* [GIVEN TASK]:
Search the listing for "Colour" and copy every line where it appears.

---- RECORDS PROVIDED

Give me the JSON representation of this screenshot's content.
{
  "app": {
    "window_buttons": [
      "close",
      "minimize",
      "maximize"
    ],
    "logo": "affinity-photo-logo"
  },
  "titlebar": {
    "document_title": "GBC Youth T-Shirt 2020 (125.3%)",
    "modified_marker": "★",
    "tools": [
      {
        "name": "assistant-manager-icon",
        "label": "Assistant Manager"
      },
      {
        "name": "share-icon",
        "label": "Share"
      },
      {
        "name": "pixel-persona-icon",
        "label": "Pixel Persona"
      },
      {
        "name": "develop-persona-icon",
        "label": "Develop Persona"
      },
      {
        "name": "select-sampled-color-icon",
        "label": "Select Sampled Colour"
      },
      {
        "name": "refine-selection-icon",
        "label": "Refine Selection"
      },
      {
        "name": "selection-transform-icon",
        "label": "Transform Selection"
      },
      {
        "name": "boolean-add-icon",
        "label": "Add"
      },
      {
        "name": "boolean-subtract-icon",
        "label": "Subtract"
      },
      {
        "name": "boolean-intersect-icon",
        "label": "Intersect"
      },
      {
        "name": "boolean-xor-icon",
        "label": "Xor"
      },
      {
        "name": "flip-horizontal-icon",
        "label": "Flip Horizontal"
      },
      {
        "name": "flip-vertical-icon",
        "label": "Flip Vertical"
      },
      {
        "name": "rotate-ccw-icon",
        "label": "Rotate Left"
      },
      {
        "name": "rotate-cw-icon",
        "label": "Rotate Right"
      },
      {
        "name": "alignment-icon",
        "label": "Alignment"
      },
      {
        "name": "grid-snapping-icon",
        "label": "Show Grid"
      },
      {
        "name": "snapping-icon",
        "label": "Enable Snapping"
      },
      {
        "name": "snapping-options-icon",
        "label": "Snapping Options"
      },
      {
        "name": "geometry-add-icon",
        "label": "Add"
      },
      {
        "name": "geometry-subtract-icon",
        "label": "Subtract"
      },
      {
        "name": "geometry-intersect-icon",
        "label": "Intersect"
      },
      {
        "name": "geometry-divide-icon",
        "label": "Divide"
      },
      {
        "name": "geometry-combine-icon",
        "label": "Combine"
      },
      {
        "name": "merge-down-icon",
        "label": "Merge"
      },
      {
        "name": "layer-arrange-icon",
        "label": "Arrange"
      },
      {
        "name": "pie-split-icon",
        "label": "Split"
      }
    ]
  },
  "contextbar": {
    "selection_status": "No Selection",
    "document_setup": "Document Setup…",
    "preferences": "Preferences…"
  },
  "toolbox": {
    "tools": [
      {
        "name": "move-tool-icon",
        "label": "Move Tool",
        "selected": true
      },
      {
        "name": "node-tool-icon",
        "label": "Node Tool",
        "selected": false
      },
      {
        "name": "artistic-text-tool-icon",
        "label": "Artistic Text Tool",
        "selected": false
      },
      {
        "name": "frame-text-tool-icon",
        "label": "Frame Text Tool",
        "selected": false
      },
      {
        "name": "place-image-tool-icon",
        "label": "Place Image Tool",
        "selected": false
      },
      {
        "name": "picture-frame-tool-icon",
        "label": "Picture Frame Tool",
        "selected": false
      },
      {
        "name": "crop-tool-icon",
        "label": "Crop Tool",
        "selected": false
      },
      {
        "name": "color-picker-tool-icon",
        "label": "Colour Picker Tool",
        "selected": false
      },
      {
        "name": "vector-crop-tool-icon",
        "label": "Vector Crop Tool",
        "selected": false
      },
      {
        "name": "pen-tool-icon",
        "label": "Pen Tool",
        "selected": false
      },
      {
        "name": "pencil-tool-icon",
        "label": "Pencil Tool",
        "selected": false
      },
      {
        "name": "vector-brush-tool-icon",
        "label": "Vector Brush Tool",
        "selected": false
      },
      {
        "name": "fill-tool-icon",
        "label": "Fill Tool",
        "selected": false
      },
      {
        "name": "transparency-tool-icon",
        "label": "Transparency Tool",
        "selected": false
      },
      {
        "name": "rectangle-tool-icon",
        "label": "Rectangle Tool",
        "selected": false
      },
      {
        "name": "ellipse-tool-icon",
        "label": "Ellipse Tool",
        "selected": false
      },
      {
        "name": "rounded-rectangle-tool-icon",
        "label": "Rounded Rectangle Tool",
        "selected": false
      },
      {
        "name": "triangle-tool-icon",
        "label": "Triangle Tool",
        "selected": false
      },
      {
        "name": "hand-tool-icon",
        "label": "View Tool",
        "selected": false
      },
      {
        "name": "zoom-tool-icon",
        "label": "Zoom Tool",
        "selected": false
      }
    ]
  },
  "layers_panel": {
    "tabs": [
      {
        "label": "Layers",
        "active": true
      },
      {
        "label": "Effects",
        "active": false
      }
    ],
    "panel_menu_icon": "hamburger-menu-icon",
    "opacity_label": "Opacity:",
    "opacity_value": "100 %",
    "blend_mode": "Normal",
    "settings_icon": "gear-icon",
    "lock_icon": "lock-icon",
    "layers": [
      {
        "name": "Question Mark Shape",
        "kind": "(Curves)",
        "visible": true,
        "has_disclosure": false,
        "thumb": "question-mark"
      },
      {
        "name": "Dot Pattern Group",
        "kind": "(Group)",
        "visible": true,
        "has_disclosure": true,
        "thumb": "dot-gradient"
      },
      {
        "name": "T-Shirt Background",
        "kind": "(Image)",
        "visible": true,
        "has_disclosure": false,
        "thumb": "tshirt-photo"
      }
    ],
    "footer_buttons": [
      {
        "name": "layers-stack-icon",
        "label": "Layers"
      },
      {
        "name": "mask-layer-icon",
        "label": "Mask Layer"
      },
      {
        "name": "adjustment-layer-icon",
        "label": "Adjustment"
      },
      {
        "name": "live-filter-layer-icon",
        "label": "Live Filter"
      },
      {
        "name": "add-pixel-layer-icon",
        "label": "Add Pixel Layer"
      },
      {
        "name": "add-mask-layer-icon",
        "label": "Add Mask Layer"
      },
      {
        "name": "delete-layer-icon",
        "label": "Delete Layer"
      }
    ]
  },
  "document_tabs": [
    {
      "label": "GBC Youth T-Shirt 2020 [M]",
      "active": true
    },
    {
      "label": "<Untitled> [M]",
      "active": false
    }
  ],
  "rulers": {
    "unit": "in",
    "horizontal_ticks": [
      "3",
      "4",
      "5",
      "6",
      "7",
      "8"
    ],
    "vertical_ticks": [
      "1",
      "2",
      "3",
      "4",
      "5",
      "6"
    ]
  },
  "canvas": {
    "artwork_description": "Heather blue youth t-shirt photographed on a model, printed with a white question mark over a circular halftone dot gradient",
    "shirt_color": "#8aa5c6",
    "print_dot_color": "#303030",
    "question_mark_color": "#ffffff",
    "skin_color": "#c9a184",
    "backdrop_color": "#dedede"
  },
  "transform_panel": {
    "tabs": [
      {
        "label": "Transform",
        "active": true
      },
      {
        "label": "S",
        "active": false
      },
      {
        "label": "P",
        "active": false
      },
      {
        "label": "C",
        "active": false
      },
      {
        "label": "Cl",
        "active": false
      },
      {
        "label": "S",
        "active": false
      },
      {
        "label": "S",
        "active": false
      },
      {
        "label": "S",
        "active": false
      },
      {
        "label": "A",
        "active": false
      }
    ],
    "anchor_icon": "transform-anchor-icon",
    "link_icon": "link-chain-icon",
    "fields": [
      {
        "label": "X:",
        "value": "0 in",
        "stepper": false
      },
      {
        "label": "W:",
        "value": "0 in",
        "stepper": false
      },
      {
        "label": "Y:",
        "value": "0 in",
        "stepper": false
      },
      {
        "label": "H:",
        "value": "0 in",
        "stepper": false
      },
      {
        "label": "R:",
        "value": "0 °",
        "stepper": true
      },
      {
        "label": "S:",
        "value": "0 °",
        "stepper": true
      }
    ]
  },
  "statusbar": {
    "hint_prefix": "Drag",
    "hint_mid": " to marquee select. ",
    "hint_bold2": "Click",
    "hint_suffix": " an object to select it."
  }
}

--------

* [EXERCISE OUTPUT]:
        "label": "Select Sampled Colour"
        "label": "Colour Picker Tool",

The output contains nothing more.